Reproduce the line that contains "What does this" and every line after it through the end of the records, exactly, with nothing added.
--- Begin Information given ---
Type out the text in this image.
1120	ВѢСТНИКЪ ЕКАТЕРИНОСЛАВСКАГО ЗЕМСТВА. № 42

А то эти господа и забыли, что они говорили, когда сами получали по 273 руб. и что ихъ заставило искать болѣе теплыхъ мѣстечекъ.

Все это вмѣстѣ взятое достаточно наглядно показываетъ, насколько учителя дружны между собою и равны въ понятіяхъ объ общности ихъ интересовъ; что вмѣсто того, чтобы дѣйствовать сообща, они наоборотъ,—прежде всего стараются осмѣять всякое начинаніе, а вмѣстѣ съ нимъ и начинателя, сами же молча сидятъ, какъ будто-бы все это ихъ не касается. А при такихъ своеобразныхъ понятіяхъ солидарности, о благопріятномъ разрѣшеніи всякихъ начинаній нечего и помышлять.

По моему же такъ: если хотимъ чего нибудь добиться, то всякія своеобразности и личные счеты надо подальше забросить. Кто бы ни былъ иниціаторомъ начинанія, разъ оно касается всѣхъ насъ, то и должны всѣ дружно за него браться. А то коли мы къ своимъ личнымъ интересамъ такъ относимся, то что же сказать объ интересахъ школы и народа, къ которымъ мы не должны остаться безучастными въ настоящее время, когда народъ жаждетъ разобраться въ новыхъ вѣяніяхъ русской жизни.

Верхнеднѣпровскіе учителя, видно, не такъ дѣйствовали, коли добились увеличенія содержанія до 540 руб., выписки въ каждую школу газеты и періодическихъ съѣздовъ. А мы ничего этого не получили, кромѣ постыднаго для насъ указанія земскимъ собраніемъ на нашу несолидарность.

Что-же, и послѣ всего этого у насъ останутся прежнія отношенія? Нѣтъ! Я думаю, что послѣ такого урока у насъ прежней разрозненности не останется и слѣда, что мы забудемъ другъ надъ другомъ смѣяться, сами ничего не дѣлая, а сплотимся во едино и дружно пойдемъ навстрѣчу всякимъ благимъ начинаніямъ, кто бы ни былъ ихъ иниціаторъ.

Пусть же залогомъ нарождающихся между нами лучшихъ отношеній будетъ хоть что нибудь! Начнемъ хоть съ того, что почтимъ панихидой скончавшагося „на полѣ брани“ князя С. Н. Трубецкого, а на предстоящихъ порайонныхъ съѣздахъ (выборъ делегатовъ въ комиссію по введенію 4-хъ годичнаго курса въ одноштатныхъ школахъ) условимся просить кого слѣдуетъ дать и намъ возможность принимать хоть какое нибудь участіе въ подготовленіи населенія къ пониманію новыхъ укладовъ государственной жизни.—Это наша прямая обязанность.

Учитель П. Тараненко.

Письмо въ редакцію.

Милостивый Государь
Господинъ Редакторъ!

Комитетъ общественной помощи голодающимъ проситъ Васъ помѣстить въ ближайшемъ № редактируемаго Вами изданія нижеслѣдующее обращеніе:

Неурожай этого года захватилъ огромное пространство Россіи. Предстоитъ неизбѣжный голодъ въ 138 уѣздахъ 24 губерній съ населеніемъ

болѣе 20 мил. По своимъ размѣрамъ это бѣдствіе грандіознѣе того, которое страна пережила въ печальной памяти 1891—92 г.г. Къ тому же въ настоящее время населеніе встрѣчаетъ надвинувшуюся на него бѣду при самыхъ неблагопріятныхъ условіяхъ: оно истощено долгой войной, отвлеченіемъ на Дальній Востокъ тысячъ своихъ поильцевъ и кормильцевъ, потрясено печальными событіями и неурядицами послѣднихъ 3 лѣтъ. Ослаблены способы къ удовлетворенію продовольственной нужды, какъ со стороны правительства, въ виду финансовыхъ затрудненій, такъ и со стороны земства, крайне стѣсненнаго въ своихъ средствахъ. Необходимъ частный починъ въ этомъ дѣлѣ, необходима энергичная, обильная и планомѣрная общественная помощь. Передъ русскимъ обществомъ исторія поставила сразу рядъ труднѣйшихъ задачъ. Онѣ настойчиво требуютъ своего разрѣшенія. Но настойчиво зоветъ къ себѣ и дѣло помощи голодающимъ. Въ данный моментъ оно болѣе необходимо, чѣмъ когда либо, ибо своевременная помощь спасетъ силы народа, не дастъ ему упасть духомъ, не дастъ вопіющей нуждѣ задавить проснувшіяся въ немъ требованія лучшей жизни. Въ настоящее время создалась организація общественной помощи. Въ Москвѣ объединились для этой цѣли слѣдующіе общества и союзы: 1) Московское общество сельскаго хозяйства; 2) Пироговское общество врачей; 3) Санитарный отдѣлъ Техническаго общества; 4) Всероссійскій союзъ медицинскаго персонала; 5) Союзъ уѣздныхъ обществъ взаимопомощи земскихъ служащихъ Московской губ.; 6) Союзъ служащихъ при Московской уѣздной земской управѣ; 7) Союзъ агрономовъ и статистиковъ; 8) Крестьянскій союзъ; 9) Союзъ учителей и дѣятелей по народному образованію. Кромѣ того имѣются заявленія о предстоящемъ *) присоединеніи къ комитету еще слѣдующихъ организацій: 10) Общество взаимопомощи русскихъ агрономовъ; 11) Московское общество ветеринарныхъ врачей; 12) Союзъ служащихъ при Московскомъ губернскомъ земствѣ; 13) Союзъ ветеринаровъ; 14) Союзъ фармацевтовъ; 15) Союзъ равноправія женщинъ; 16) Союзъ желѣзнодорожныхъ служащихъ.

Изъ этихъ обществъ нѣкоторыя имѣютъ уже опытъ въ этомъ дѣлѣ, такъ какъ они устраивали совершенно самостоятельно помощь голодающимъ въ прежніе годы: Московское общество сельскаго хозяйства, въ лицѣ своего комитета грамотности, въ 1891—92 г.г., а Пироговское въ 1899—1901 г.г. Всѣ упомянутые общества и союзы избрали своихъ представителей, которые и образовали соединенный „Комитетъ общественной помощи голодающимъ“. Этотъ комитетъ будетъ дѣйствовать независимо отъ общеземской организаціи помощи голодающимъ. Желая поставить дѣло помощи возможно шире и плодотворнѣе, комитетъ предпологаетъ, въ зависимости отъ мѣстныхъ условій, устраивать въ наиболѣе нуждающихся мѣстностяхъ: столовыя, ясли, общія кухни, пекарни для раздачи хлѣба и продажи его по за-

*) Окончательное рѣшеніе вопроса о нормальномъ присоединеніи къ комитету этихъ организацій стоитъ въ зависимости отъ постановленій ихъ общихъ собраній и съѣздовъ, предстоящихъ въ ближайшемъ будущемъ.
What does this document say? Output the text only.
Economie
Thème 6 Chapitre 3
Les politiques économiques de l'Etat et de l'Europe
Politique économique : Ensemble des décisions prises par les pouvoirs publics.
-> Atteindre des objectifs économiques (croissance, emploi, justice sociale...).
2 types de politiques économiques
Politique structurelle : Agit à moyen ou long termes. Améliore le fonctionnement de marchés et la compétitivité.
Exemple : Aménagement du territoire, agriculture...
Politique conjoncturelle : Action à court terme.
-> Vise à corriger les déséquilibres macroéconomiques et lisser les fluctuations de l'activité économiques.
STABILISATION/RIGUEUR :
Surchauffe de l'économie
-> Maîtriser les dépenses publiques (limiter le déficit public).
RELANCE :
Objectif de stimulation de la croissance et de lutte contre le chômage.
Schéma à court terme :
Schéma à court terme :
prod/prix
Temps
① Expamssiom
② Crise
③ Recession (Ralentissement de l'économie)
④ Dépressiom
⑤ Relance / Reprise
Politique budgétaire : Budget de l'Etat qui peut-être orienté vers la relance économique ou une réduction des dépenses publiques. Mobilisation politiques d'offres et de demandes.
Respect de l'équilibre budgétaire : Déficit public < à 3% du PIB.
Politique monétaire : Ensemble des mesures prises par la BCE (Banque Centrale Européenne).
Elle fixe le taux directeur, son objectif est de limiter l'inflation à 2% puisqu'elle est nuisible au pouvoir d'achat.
--- End Information given ---
Response to the exercise
What does this document say? Output the text only.
Economie
Thème 6 Chapitre 3
Les politiques économiques de l'Etat et de l'Europe
Politique économique : Ensemble des décisions prises par les pouvoirs publics.
-> Atteindre des objectifs économiques (croissance, emploi, justice sociale...).
2 types de politiques économiques
Politique structurelle : Agit à moyen ou long termes. Améliore le fonctionnement de marchés et la compétitivité.
Exemple : Aménagement du territoire, agriculture...
Politique conjoncturelle : Action à court terme.
-> Vise à corriger les déséquilibres macroéconomiques et lisser les fluctuations de l'activité économiques.
STABILISATION/RIGUEUR :
Surchauffe de l'économie
-> Maîtriser les dépenses publiques (limiter le déficit public).
RELANCE :
Objectif de stimulation de la croissance et de lutte contre le chômage.
Schéma à court terme :
Schéma à court terme :
prod/prix
Temps
① Expamssiom
② Crise
③ Recession (Ralentissement de l'économie)
④ Dépressiom
⑤ Relance / Reprise
Politique budgétaire : Budget de l'Etat qui peut-être orienté vers la relance économique ou une réduction des dépenses publiques. Mobilisation politiques d'offres et de demandes.
Respect de l'équilibre budgétaire : Déficit public < à 3% du PIB.
Politique monétaire : Ensemble des mesures prises par la BCE (Banque Centrale Européenne).
Elle fixe le taux directeur, son objectif est de limiter l'inflation à 2% puisqu'elle est nuisible au pouvoir d'achat.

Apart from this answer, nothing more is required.